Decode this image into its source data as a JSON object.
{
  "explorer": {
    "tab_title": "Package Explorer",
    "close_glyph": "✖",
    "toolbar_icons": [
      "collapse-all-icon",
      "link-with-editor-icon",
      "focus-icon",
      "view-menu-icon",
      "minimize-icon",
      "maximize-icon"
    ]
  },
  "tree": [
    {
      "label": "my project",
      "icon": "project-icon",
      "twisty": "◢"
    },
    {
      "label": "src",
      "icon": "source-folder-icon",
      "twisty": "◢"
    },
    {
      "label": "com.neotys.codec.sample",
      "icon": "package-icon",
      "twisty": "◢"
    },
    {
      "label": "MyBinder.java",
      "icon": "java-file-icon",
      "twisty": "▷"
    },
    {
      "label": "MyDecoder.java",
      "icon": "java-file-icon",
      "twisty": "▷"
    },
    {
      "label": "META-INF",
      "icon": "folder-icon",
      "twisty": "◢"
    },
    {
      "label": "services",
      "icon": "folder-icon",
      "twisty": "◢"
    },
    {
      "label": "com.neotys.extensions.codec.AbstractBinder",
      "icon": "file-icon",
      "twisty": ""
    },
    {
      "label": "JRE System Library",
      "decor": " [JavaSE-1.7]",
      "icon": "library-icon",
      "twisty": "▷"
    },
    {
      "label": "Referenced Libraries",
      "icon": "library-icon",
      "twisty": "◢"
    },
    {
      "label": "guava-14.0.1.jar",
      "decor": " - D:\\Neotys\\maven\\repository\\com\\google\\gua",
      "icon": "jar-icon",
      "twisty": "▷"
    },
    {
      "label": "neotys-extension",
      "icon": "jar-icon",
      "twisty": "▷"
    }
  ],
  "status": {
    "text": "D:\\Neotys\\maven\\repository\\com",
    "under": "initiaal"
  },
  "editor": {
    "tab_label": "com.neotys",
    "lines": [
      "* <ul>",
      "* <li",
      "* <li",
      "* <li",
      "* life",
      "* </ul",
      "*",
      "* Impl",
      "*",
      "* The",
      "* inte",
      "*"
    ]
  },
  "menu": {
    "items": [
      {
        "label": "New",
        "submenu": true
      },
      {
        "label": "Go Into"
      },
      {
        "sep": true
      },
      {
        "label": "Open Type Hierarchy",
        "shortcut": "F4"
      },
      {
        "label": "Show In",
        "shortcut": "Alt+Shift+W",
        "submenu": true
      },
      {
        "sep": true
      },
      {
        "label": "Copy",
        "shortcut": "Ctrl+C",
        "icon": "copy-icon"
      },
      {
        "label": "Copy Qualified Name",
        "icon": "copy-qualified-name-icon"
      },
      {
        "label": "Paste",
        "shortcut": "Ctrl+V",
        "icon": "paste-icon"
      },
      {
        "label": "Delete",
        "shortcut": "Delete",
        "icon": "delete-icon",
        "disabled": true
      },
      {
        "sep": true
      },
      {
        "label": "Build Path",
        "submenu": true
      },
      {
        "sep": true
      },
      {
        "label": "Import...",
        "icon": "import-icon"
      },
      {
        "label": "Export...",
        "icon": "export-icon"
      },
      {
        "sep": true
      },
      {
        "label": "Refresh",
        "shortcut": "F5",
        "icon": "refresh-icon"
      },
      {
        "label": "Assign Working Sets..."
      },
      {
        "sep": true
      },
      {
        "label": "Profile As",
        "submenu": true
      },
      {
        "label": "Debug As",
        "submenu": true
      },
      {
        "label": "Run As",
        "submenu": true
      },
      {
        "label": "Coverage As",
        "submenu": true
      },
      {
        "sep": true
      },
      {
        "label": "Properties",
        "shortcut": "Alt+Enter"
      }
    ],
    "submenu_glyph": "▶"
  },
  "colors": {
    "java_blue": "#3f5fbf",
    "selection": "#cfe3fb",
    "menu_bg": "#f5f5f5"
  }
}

* * *

- **THE PROBLEM**
Output the records exactly, including every line.

- **RESPONSE**
Decode this image into its source data as a JSON object.
{
  "explorer": {
    "tab_title": "Package Explorer",
    "close_glyph": "✖",
    "toolbar_icons": [
      "collapse-all-icon",
      "link-with-editor-icon",
      "focus-icon",
      "view-menu-icon",
      "minimize-icon",
      "maximize-icon"
    ]
  },
  "tree": [
    {
      "label": "my project",
      "icon": "project-icon",
      "twisty": "◢"
    },
    {
      "label": "src",
      "icon": "source-folder-icon",
      "twisty": "◢"
    },
    {
      "label": "com.neotys.codec.sample",
      "icon": "package-icon",
      "twisty": "◢"
    },
    {
      "label": "MyBinder.java",
      "icon": "java-file-icon",
      "twisty": "▷"
    },
    {
      "label": "MyDecoder.java",
      "icon": "java-file-icon",
      "twisty": "▷"
    },
    {
      "label": "META-INF",
      "icon": "folder-icon",
      "twisty": "◢"
    },
    {
      "label": "services",
      "icon": "folder-icon",
      "twisty": "◢"
    },
    {
      "label": "com.neotys.extensions.codec.AbstractBinder",
      "icon": "file-icon",
      "twisty": ""
    },
    {
      "label": "JRE System Library",
      "decor": " [JavaSE-1.7]",
      "icon": "library-icon",
      "twisty": "▷"
    },
    {
      "label": "Referenced Libraries",
      "icon": "library-icon",
      "twisty": "◢"
    },
    {
      "label": "guava-14.0.1.jar",
      "decor": " - D:\\Neotys\\maven\\repository\\com\\google\\gua",
      "icon": "jar-icon",
      "twisty": "▷"
    },
    {
      "label": "neotys-extension",
      "icon": "jar-icon",
      "twisty": "▷"
    }
  ],
  "status": {
    "text": "D:\\Neotys\\maven\\repository\\com",
    "under": "initiaal"
  },
  "editor": {
    "tab_label": "com.neotys",
    "lines": [
      "* <ul>",
      "* <li",
      "* <li",
      "* <li",
      "* life",
      "* </ul",
      "*",
      "* Impl",
      "*",
      "* The",
      "* inte",
      "*"
    ]
  },
  "menu": {
    "items": [
      {
        "label": "New",
        "submenu": true
      },
      {
        "label": "Go Into"
      },
      {
        "sep": true
      },
      {
        "label": "Open Type Hierarchy",
        "shortcut": "F4"
      },
      {
        "label": "Show In",
        "shortcut": "Alt+Shift+W",
        "submenu": true
      },
      {
        "sep": true
      },
      {
        "label": "Copy",
        "shortcut": "Ctrl+C",
        "icon": "copy-icon"
      },
      {
        "label": "Copy Qualified Name",
        "icon": "copy-qualified-name-icon"
      },
      {
        "label": "Paste",
        "shortcut": "Ctrl+V",
        "icon": "paste-icon"
      },
      {
        "label": "Delete",
        "shortcut": "Delete",
        "icon": "delete-icon",
        "disabled": true
      },
      {
        "sep": true
      },
      {
        "label": "Build Path",
        "submenu": true
      },
      {
        "sep": true
      },
      {
        "label": "Import...",
        "icon": "import-icon"
      },
      {
        "label": "Export...",
        "icon": "export-icon"
      },
      {
        "sep": true
      },
      {
        "label": "Refresh",
        "shortcut": "F5",
        "icon": "refresh-icon"
      },
      {
        "label": "Assign Working Sets..."
      },
      {
        "sep": true
      },
      {
        "label": "Profile As",
        "submenu": true
      },
      {
        "label": "Debug As",
        "submenu": true
      },
      {
        "label": "Run As",
        "submenu": true
      },
      {
        "label": "Coverage As",
        "submenu": true
      },
      {
        "sep": true
      },
      {
        "label": "Properties",
        "shortcut": "Alt+Enter"
      }
    ],
    "submenu_glyph": "▶"
  },
  "colors": {
    "java_blue": "#3f5fbf",
    "selection": "#cfe3fb",
    "menu_bg": "#f5f5f5"
  }
}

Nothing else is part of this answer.